(Saved entries)

# # # #

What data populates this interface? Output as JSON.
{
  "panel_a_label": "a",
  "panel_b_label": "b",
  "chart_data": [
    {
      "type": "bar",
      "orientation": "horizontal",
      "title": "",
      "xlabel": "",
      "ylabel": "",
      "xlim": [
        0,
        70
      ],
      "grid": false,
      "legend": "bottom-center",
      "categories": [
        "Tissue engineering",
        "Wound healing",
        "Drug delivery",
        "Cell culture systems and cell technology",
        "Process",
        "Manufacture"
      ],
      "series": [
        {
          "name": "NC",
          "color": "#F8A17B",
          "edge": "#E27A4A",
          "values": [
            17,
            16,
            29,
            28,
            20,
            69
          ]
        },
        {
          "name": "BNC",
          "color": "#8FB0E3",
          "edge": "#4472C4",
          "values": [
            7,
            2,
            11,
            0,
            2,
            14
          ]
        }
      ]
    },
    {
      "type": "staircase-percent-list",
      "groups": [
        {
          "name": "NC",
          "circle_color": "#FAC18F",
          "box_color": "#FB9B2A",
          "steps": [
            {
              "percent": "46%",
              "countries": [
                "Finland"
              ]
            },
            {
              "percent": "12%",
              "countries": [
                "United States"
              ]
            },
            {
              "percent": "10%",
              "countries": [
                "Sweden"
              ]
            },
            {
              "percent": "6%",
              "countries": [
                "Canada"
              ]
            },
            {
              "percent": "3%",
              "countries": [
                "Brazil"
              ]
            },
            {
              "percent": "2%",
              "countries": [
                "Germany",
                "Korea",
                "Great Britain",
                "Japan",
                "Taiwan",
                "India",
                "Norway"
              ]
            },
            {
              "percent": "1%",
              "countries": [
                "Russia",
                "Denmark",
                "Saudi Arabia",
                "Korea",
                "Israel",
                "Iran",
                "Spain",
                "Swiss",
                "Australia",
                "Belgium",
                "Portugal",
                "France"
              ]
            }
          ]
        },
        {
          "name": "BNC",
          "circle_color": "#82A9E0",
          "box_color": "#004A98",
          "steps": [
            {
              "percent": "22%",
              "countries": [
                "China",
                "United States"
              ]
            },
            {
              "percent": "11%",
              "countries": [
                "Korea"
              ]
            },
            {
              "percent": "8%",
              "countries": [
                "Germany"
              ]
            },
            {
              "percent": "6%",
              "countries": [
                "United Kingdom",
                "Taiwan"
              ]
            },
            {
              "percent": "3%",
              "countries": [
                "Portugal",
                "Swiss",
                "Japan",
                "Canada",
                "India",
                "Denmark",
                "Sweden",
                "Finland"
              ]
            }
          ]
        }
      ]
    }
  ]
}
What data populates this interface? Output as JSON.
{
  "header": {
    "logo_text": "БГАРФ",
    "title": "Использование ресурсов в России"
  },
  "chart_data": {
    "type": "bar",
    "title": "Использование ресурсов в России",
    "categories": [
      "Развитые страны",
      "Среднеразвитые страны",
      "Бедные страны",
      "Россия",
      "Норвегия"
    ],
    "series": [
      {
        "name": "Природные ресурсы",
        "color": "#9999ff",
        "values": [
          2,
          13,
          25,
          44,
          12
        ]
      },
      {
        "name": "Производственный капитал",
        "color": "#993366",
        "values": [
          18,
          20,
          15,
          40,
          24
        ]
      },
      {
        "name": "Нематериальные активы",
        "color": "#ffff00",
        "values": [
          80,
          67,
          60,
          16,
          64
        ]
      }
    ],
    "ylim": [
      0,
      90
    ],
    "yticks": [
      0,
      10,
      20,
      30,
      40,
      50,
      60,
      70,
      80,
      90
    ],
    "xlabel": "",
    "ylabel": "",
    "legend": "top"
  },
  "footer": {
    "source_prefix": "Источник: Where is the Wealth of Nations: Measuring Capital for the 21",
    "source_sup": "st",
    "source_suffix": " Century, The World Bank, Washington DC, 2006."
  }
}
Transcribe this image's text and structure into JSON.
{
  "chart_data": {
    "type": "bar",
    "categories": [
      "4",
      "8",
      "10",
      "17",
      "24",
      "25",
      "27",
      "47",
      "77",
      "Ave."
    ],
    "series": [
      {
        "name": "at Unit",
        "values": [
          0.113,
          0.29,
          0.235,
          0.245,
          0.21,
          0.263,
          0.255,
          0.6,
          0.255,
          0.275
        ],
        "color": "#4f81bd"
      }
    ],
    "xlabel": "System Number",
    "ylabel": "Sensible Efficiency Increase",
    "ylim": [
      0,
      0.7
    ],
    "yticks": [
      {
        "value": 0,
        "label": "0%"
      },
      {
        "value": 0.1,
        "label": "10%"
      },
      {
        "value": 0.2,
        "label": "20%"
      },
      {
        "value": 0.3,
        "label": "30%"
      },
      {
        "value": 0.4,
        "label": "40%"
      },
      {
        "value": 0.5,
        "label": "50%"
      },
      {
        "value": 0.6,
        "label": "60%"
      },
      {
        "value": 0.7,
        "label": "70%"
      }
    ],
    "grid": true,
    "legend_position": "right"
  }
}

# # # #

◆ Written task
Copy out the whole listing exactly; please set it all down.

◆ Reply to the exercise
What data populates this interface? Output as JSON.
{
  "panel_a_label": "a",
  "panel_b_label": "b",
  "chart_data": [
    {
      "type": "bar",
      "orientation": "horizontal",
      "title": "",
      "xlabel": "",
      "ylabel": "",
      "xlim": [
        0,
        70
      ],
      "grid": false,
      "legend": "bottom-center",
      "categories": [
        "Tissue engineering",
        "Wound healing",
        "Drug delivery",
        "Cell culture systems and cell technology",
        "Process",
        "Manufacture"
      ],
      "series": [
        {
          "name": "NC",
          "color": "#F8A17B",
          "edge": "#E27A4A",
          "values": [
            17,
            16,
            29,
            28,
            20,
            69
          ]
        },
        {
          "name": "BNC",
          "color": "#8FB0E3",
          "edge": "#4472C4",
          "values": [
            7,
            2,
            11,
            0,
            2,
            14
          ]
        }
      ]
    },
    {
      "type": "staircase-percent-list",
      "groups": [
        {
          "name": "NC",
          "circle_color": "#FAC18F",
          "box_color": "#FB9B2A",
          "steps": [
            {
              "percent": "46%",
              "countries": [
                "Finland"
              ]
            },
            {
              "percent": "12%",
              "countries": [
                "United States"
              ]
            },
            {
              "percent": "10%",
              "countries": [
                "Sweden"
              ]
            },
            {
              "percent": "6%",
              "countries": [
                "Canada"
              ]
            },
            {
              "percent": "3%",
              "countries": [
                "Brazil"
              ]
            },
            {
              "percent": "2%",
              "countries": [
                "Germany",
                "Korea",
                "Great Britain",
                "Japan",
                "Taiwan",
                "India",
                "Norway"
              ]
            },
            {
              "percent": "1%",
              "countries": [
                "Russia",
                "Denmark",
                "Saudi Arabia",
                "Korea",
                "Israel",
                "Iran",
                "Spain",
                "Swiss",
                "Australia",
                "Belgium",
                "Portugal",
                "France"
              ]
            }
          ]
        },
        {
          "name": "BNC",
          "circle_color": "#82A9E0",
          "box_color": "#004A98",
          "steps": [
            {
              "percent": "22%",
              "countries": [
                "China",
                "United States"
              ]
            },
            {
              "percent": "11%",
              "countries": [
                "Korea"
              ]
            },
            {
              "percent": "8%",
              "countries": [
                "Germany"
              ]
            },
            {
              "percent": "6%",
              "countries": [
                "United Kingdom",
                "Taiwan"
              ]
            },
            {
              "percent": "3%",
              "countries": [
                "Portugal",
                "Swiss",
                "Japan",
                "Canada",
                "India",
                "Denmark",
                "Sweden",
                "Finland"
              ]
            }
          ]
        }
      ]
    }
  ]
}
What data populates this interface? Output as JSON.
{
  "header": {
    "logo_text": "БГАРФ",
    "title": "Использование ресурсов в России"
  },
  "chart_data": {
    "type": "bar",
    "title": "Использование ресурсов в России",
    "categories": [
      "Развитые страны",
      "Среднеразвитые страны",
      "Бедные страны",
      "Россия",
      "Норвегия"
    ],
    "series": [
      {
        "name": "Природные ресурсы",
        "color": "#9999ff",
        "values": [
          2,
          13,
          25,
          44,
          12
        ]
      },
      {
        "name": "Производственный капитал",
        "color": "#993366",
        "values": [
          18,
          20,
          15,
          40,
          24
        ]
      },
      {
        "name": "Нематериальные активы",
        "color": "#ffff00",
        "values": [
          80,
          67,
          60,
          16,
          64
        ]
      }
    ],
    "ylim": [
      0,
      90
    ],
    "yticks": [
      0,
      10,
      20,
      30,
      40,
      50,
      60,
      70,
      80,
      90
    ],
    "xlabel": "",
    "ylabel": "",
    "legend": "top"
  },
  "footer": {
    "source_prefix": "Источник: Where is the Wealth of Nations: Measuring Capital for the 21",
    "source_sup": "st",
    "source_suffix": " Century, The World Bank, Washington DC, 2006."
  }
}
Transcribe this image's text and structure into JSON.
{
  "chart_data": {
    "type": "bar",
    "categories": [
      "4",
      "8",
      "10",
      "17",
      "24",
      "25",
      "27",
      "47",
      "77",
      "Ave."
    ],
    "series": [
      {
        "name": "at Unit",
        "values": [
          0.113,
          0.29,
          0.235,
          0.245,
          0.21,
          0.263,
          0.255,
          0.6,
          0.255,
          0.275
        ],
        "color": "#4f81bd"
      }
    ],
    "xlabel": "System Number",
    "ylabel": "Sensible Efficiency Increase",
    "ylim": [
      0,
      0.7
    ],
    "yticks": [
      {
        "value": 0,
        "label": "0%"
      },
      {
        "value": 0.1,
        "label": "10%"
      },
      {
        "value": 0.2,
        "label": "20%"
      },
      {
        "value": 0.3,
        "label": "30%"
      },
      {
        "value": 0.4,
        "label": "40%"
      },
      {
        "value": 0.5,
        "label": "50%"
      },
      {
        "value": 0.6,
        "label": "60%"
      },
      {
        "value": 0.7,
        "label": "70%"
      }
    ],
    "grid": true,
    "legend_position": "right"
  }
}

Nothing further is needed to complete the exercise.